--- START OF EXERCISE MATERIAL ---

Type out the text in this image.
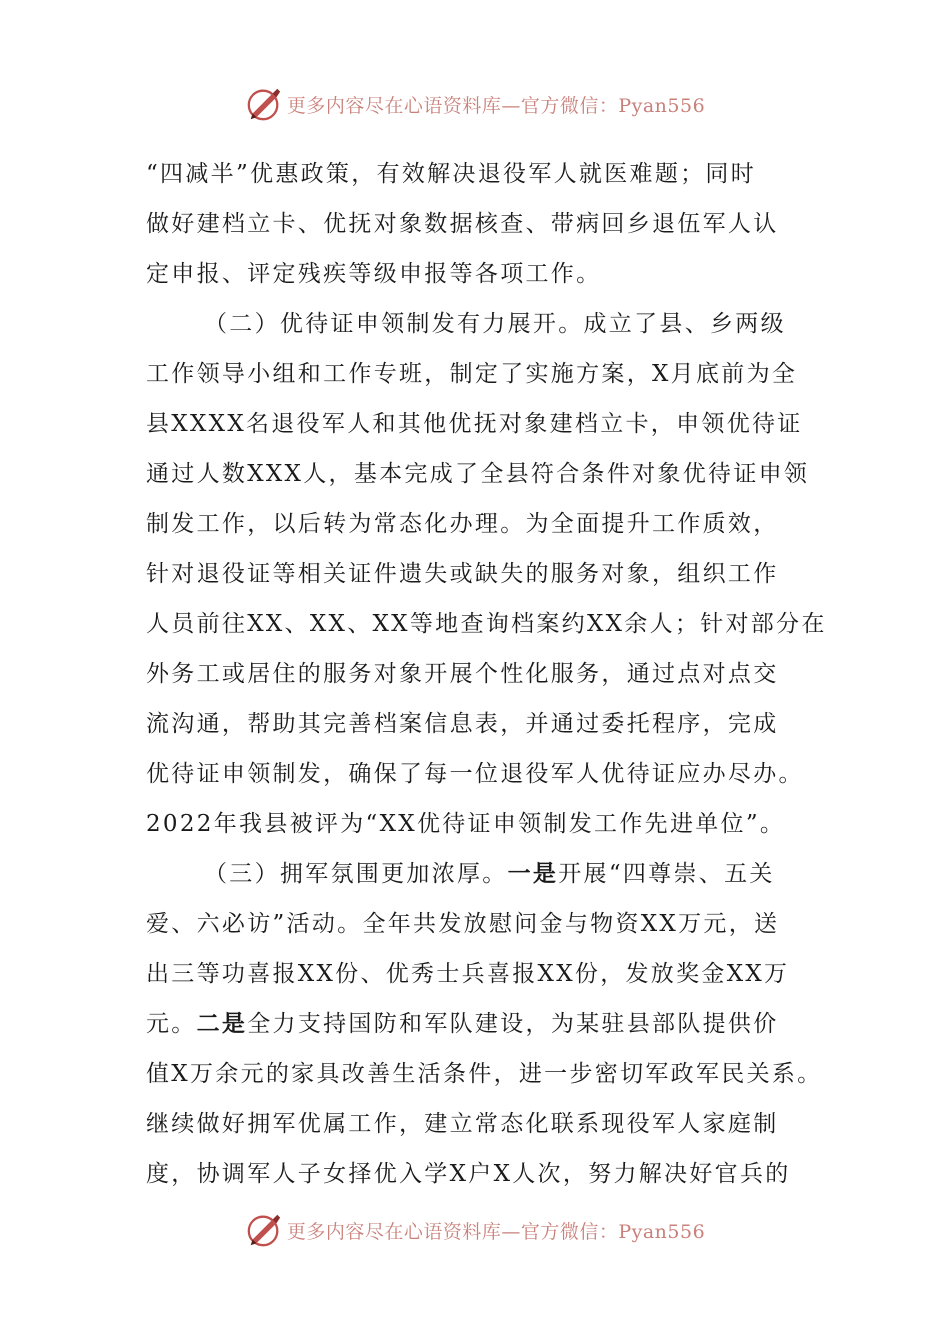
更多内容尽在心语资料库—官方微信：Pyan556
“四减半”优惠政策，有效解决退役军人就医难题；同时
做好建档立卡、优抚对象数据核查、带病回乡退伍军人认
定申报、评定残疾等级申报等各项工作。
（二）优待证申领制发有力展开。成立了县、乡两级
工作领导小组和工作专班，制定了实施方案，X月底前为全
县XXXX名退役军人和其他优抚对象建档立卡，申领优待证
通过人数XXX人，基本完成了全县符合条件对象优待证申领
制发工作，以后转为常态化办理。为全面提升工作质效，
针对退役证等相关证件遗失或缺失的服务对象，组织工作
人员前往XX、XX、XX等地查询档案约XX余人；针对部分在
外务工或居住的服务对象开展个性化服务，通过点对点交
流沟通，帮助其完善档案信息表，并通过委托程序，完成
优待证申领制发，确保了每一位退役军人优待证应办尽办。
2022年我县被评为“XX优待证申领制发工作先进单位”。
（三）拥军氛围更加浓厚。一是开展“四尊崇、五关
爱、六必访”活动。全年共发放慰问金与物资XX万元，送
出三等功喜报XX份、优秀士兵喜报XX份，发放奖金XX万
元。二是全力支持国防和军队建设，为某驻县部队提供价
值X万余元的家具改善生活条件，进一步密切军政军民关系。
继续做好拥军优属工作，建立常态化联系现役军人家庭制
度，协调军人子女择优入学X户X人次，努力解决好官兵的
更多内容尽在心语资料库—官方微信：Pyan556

--- END OF EXERCISE MATERIAL ---
--- START OF EXERCISE MATERIAL ---

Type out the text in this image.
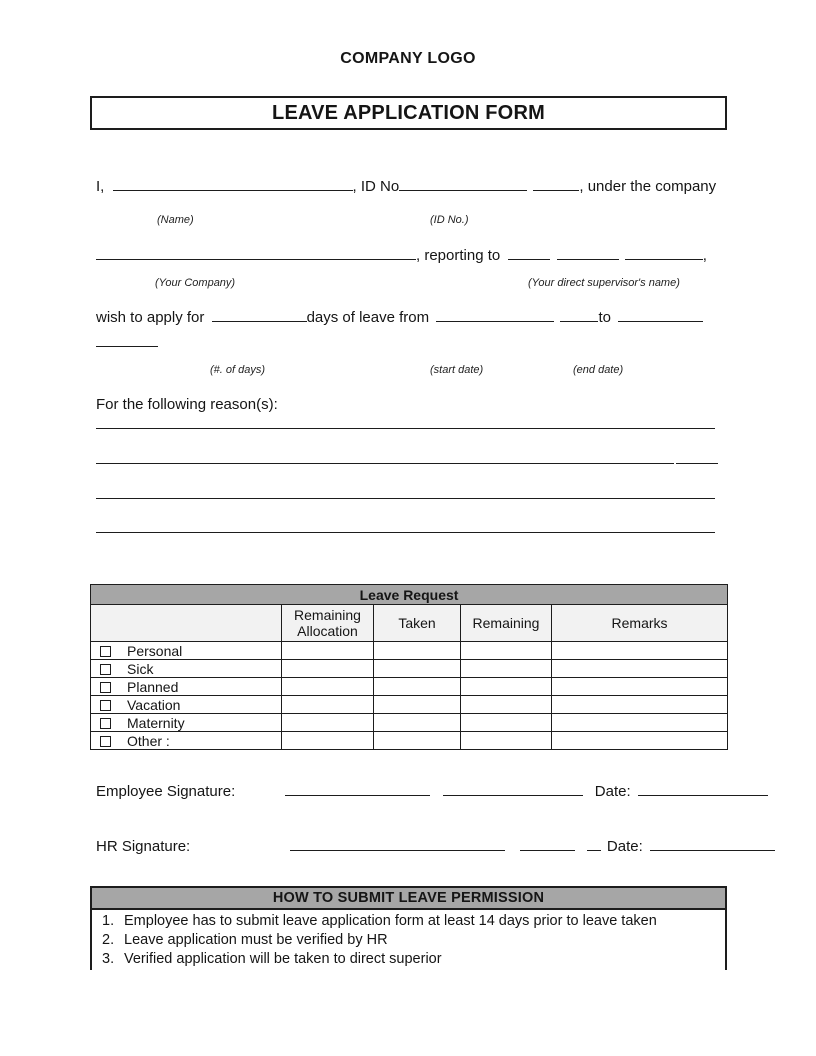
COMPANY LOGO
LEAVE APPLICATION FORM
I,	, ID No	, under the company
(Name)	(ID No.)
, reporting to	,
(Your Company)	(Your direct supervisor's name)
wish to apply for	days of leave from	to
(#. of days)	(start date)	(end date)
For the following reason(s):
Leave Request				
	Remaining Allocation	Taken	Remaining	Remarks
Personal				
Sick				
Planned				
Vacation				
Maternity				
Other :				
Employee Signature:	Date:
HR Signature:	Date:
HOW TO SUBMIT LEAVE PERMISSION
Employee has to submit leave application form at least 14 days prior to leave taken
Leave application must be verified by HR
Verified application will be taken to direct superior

--- END OF EXERCISE MATERIAL ---

*WHAT THE TASK REQUIRES*. Check each line in the records for the word "direct" and say how many have it, with nothing else.

*ANSWER TO THE PROBLEM*. 2